» Given exercise
Gather up every line from the entries below that uses the word "this".

>> start Data rows

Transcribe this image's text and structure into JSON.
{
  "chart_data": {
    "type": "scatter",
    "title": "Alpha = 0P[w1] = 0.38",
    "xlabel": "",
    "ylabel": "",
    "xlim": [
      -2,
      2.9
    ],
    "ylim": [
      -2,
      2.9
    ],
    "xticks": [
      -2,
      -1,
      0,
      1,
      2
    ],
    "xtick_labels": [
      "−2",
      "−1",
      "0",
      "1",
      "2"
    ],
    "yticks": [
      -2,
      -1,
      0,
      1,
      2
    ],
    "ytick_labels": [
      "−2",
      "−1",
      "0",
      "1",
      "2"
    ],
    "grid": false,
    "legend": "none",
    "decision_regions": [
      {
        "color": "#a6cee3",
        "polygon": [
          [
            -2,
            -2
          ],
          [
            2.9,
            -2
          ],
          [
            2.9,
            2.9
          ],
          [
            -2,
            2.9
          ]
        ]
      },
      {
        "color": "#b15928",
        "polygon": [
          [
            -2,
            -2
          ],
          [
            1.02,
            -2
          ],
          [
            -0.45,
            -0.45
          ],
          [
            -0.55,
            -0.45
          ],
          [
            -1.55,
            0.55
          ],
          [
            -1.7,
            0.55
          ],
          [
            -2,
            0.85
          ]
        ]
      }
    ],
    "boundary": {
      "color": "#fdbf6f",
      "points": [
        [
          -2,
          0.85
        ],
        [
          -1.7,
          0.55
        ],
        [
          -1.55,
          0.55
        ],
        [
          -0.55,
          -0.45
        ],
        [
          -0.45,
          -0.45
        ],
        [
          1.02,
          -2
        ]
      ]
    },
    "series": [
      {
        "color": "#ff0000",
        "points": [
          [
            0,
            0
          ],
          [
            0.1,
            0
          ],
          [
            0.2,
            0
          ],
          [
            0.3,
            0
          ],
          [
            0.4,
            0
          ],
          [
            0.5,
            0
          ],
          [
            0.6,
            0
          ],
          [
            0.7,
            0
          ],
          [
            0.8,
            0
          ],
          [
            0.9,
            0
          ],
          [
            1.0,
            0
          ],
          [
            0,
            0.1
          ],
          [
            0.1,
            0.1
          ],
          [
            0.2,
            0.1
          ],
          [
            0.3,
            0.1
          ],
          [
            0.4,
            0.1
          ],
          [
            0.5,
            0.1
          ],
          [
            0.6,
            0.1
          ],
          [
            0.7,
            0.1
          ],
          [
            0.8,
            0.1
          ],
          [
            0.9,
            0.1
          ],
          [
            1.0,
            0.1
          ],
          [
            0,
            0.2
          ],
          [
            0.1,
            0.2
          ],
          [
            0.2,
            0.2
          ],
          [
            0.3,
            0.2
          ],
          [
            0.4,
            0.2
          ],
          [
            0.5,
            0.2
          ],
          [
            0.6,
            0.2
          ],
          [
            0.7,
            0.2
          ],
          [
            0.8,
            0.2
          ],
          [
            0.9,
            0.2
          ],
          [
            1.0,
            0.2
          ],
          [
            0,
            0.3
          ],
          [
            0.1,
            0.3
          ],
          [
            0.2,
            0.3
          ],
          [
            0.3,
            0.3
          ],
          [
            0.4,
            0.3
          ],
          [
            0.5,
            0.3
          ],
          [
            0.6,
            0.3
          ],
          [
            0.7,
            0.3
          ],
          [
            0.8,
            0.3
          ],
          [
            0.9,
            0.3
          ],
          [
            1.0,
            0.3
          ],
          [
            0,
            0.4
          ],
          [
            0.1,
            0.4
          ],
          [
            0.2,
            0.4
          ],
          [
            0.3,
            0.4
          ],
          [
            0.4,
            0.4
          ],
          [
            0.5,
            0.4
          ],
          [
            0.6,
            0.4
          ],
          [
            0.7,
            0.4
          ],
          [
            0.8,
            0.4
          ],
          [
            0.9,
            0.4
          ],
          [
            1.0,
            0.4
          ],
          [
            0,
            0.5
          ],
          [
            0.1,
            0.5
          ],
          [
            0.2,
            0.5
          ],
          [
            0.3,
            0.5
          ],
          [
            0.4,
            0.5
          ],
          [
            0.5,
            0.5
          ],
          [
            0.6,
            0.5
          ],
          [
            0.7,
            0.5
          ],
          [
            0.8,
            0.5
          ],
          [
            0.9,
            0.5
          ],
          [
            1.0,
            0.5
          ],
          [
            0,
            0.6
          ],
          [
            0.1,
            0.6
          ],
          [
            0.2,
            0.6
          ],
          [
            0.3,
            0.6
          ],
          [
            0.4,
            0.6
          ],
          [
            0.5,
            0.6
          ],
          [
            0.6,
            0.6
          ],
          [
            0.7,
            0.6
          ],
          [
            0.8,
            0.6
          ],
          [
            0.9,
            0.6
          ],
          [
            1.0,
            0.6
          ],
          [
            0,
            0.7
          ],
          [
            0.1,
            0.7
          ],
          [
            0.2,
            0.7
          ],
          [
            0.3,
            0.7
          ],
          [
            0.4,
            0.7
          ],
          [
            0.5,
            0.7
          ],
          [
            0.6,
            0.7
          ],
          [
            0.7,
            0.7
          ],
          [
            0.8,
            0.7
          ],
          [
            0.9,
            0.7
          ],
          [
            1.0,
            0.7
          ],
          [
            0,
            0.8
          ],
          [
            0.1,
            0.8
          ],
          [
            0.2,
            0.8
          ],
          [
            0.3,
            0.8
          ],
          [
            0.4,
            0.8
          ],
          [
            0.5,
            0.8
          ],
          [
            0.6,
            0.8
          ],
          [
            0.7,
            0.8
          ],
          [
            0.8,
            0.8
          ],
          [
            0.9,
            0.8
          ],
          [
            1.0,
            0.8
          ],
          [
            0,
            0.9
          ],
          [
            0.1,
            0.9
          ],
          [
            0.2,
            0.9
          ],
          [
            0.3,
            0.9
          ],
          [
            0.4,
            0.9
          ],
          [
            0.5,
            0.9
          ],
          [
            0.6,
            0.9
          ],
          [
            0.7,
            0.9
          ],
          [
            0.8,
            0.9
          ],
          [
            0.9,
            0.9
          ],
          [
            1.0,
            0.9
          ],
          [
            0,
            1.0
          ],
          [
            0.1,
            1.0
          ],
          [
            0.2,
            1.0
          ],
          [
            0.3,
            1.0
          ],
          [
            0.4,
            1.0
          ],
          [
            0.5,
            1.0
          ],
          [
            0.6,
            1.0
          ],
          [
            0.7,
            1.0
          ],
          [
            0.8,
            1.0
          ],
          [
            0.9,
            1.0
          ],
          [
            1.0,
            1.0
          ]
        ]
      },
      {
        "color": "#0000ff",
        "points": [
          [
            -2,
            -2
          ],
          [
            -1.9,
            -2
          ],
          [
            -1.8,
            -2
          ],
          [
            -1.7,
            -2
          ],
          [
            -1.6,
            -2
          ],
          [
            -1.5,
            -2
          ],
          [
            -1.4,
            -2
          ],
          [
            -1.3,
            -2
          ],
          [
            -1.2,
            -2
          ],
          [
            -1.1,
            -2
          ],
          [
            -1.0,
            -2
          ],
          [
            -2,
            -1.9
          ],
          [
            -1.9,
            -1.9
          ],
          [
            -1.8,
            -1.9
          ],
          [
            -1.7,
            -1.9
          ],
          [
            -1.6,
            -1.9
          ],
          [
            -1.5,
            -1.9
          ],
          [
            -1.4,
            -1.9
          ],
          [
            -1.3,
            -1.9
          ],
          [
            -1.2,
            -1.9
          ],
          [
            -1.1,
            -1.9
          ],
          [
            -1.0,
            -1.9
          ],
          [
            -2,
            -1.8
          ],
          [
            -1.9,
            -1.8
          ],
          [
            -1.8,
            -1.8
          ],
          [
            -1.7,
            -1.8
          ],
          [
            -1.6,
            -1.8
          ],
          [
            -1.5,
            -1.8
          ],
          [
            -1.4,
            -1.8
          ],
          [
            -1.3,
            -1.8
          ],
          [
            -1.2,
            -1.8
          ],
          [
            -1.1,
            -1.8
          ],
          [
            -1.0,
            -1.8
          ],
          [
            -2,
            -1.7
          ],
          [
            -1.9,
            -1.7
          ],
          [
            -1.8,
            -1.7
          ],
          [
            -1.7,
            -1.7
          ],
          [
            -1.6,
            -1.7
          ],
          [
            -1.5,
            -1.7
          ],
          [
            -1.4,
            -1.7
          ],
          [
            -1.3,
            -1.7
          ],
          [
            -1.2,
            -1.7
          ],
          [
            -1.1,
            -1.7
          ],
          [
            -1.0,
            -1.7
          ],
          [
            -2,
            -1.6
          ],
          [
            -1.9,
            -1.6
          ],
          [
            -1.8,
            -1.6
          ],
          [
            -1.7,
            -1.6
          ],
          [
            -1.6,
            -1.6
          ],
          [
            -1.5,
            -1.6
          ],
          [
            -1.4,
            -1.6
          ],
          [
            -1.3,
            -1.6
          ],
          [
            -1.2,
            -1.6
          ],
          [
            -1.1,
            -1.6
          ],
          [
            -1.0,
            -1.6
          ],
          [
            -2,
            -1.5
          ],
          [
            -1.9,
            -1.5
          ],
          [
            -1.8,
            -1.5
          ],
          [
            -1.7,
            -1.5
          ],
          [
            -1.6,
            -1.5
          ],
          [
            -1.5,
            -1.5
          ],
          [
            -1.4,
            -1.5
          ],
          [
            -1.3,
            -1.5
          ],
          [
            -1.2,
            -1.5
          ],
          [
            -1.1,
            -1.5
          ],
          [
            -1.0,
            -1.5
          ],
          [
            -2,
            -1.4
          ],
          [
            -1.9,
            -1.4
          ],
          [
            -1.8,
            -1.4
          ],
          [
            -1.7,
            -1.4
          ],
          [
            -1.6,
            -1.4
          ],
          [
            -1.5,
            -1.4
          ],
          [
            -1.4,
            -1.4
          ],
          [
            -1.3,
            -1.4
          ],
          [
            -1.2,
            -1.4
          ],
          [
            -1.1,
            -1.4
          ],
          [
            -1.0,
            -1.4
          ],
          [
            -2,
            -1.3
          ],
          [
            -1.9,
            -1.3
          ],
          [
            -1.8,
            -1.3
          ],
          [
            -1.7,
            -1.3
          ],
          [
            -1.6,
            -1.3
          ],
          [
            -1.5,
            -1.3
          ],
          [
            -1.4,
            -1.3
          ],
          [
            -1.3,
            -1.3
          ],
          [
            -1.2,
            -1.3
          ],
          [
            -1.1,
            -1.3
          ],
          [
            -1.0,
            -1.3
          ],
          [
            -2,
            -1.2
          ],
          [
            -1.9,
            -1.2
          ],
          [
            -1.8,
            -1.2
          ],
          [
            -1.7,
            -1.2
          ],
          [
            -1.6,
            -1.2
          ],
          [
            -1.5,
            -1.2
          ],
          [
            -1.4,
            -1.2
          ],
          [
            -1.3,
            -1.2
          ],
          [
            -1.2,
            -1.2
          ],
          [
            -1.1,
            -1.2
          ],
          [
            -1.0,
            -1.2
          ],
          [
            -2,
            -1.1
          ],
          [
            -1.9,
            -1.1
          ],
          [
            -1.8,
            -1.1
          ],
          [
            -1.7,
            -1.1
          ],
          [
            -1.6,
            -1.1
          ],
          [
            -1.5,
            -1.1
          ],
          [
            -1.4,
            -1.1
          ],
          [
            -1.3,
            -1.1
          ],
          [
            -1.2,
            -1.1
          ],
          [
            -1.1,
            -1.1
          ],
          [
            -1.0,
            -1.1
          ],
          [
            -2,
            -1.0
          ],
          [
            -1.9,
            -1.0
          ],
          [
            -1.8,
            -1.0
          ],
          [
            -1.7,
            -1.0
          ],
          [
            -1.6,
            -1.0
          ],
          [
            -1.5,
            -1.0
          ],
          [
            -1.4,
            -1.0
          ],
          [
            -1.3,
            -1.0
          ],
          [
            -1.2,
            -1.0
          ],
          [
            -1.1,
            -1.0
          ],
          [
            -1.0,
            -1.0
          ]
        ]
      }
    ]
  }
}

>> end Data rows
>> start Data rows

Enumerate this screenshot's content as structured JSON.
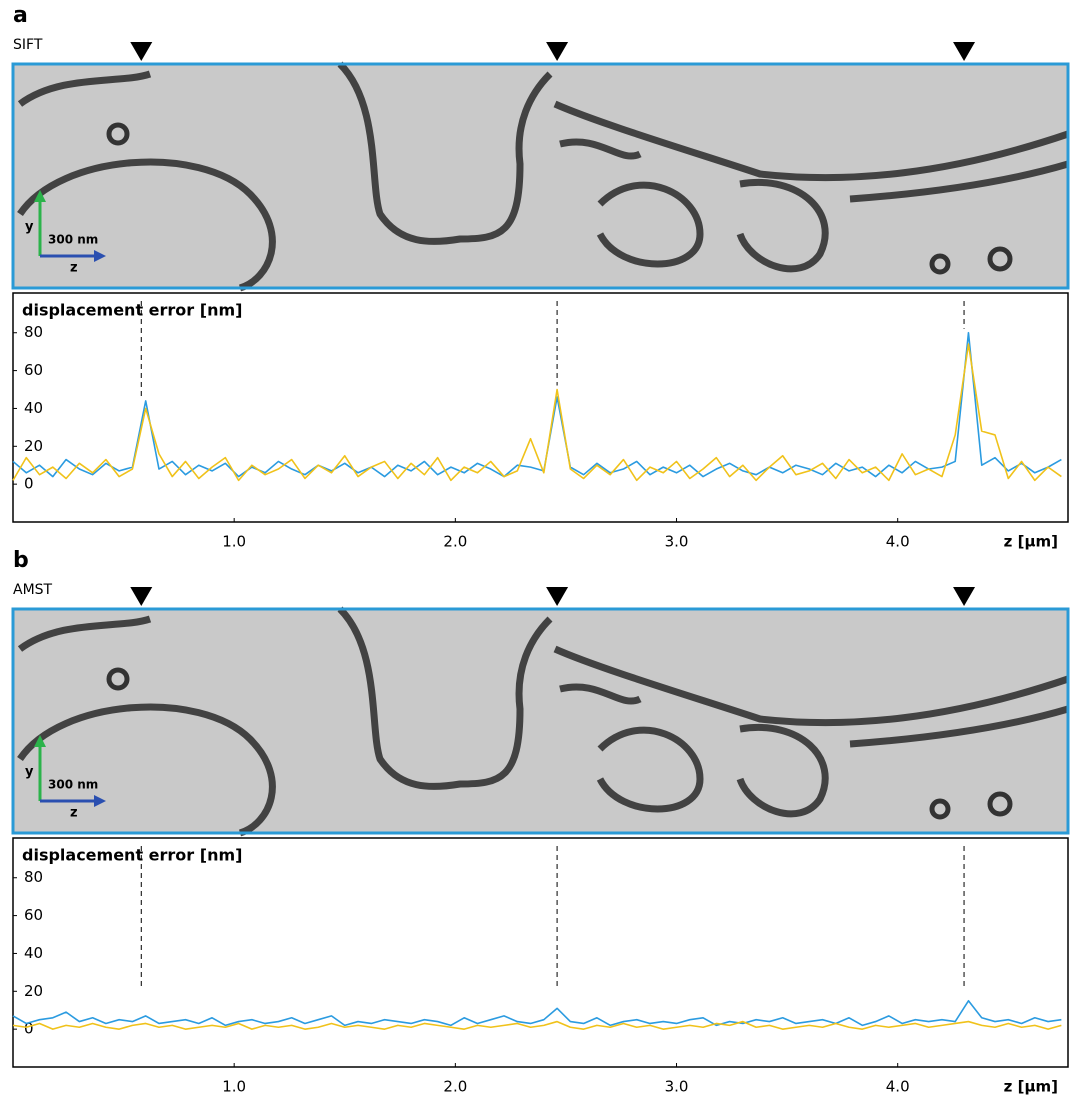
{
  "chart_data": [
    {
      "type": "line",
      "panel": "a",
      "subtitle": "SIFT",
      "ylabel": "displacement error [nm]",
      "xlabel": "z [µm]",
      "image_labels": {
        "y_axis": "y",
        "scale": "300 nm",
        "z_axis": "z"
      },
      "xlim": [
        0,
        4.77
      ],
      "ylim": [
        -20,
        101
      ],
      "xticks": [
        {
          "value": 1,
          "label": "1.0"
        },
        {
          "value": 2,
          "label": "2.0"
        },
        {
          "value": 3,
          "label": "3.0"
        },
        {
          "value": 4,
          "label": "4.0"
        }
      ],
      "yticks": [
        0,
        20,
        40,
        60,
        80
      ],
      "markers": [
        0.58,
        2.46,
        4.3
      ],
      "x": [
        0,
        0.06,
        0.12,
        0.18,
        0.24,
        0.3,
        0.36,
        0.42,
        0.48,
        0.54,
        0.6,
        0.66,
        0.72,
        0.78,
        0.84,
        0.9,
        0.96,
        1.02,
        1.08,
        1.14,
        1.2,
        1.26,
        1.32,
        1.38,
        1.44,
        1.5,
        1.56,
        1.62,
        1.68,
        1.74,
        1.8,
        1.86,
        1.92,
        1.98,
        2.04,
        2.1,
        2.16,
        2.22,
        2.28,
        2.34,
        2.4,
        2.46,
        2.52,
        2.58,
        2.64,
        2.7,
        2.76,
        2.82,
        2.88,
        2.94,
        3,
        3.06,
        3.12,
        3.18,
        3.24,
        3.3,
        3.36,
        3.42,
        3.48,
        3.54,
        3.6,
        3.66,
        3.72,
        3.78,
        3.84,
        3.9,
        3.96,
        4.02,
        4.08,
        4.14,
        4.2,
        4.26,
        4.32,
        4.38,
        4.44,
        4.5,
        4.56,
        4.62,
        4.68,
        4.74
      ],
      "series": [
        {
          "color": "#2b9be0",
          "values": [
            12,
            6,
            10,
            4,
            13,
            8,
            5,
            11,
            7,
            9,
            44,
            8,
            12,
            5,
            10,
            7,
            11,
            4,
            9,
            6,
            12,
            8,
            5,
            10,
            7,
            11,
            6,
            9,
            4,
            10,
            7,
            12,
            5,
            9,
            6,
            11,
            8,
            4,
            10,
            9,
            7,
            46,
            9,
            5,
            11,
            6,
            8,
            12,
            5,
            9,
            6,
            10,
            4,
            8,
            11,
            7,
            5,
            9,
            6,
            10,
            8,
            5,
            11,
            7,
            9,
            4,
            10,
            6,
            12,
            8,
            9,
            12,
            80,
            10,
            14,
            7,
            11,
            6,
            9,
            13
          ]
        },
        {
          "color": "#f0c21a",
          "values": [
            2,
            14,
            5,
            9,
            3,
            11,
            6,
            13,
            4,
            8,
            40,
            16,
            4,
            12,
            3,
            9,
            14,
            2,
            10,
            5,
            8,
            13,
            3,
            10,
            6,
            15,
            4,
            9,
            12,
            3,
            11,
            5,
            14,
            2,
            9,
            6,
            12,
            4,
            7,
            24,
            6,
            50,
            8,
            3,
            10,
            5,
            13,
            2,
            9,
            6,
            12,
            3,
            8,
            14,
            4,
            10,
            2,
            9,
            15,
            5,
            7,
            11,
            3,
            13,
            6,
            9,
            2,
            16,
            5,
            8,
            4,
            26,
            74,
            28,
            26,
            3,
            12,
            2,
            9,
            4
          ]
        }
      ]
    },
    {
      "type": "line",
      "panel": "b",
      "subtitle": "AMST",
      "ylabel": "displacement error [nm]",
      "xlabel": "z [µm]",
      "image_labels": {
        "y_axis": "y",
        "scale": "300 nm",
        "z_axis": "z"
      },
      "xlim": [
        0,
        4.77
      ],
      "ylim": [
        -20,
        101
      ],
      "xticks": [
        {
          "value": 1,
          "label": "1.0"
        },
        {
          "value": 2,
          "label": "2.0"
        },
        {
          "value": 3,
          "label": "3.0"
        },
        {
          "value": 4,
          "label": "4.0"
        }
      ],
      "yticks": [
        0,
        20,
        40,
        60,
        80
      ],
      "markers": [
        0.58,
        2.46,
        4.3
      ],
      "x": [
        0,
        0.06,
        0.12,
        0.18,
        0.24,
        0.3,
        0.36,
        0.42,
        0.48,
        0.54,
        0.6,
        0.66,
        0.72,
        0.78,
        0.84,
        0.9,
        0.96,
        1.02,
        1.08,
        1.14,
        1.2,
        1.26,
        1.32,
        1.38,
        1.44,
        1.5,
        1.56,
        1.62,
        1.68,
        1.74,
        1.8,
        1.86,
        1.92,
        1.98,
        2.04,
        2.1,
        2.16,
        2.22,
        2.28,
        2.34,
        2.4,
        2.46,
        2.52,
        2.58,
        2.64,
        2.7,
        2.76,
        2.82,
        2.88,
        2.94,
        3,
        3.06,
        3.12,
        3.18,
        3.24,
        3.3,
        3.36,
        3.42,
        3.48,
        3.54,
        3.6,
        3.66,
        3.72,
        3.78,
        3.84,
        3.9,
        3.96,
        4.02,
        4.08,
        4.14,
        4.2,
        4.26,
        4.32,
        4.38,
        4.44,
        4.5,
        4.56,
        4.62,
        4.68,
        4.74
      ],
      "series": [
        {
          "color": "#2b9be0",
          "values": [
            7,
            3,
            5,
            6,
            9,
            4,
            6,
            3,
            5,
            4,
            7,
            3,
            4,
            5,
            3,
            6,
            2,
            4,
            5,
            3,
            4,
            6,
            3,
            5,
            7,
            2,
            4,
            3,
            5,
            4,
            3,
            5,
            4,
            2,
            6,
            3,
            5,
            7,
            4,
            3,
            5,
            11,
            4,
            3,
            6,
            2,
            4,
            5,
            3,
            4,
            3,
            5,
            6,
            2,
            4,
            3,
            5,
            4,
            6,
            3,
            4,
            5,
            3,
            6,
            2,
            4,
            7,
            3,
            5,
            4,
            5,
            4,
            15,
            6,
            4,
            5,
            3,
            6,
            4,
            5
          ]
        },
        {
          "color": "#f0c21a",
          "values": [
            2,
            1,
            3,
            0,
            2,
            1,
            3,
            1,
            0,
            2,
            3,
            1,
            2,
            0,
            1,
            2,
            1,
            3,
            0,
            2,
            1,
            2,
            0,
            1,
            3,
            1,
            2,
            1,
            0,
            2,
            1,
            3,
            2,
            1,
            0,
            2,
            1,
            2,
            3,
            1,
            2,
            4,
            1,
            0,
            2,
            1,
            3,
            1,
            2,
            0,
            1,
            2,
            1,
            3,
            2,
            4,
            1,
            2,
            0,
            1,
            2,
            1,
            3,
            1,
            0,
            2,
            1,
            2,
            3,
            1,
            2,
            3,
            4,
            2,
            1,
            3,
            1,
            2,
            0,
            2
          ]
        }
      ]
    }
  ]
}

>> end Data rows

» Result below
Transcribe this image's text and structure into JSON.
Enumerate this screenshot's content as structured JSON.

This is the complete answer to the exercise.